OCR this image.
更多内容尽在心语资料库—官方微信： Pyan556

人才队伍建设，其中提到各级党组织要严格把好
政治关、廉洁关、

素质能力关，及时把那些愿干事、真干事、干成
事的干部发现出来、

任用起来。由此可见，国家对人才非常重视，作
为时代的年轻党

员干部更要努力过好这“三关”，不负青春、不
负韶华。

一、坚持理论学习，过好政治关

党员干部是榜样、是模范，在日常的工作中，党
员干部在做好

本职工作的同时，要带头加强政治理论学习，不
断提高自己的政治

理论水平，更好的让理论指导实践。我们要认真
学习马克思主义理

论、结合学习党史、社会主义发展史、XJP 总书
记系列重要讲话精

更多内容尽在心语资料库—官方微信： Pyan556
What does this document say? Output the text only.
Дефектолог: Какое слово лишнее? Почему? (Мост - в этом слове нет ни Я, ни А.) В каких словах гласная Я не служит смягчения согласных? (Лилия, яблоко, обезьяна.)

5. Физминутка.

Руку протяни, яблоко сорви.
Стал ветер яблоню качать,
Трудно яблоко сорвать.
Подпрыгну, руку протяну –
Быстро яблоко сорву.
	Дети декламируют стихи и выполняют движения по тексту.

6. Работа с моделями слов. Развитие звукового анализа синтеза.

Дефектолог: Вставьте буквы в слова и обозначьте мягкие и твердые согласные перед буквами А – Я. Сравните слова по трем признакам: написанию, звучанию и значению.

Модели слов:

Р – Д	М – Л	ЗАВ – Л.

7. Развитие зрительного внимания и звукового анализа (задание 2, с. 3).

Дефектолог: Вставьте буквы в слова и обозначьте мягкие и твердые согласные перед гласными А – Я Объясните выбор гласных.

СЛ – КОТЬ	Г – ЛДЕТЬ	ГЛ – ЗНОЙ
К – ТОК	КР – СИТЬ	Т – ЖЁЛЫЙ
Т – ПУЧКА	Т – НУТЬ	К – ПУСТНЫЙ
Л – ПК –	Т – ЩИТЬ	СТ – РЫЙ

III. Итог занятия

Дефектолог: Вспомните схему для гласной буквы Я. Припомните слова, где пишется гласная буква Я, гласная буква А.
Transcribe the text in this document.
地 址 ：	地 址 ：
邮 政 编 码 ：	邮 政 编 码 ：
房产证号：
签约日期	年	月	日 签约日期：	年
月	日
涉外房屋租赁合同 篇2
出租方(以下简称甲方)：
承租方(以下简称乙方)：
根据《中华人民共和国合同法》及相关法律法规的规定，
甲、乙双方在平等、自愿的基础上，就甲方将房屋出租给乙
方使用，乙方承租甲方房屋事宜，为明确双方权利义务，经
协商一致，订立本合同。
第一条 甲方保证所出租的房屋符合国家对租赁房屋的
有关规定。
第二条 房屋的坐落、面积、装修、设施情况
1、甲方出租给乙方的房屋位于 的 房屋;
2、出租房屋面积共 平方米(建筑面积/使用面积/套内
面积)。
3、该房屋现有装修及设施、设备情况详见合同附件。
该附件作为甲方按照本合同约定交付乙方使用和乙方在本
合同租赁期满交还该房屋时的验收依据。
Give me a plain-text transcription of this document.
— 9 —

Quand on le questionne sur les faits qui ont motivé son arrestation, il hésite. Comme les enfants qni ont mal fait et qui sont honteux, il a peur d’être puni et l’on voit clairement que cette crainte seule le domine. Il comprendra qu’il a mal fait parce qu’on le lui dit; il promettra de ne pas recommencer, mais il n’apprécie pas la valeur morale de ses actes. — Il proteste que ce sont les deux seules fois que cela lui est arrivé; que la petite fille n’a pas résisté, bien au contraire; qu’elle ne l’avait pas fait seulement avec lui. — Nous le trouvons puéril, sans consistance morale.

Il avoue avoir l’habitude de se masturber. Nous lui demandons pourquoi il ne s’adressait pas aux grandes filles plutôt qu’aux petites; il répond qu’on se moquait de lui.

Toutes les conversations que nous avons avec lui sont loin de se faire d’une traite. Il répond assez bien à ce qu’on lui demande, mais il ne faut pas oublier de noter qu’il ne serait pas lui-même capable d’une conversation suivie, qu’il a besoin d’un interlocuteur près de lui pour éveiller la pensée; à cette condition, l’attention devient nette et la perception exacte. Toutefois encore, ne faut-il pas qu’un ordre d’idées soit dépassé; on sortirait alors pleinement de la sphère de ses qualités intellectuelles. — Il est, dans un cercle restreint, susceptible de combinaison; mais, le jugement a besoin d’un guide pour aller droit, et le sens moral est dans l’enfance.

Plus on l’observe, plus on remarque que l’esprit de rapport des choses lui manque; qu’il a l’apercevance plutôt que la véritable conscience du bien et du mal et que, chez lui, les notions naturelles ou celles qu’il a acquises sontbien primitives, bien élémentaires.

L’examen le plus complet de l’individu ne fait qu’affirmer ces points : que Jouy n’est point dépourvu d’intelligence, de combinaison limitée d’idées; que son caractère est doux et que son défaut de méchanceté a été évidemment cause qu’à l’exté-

** SET TASK **
Track down every line holding the string "Дефектолог" and copy it.

** EXERCISE SOLUTION **
Дефектолог: Какое слово лишнее? Почему? (Мост - в этом слове нет ни Я, ни А.) В каких словах гласная Я не служит смягчения согласных? (Лилия, яблоко, обезьяна.)
Дефектолог: Вставьте буквы в слова и обозначьте мягкие и твердые согласные перед буквами А – Я. Сравните слова по трем признакам: написанию, звучанию и значению.
Дефектолог: Вставьте буквы в слова и обозначьте мягкие и твердые согласные перед гласными А – Я Объясните выбор гласных.
Дефектолог: Вспомните схему для гласной буквы Я. Припомните слова, где пишется гласная буква Я, гласная буква А.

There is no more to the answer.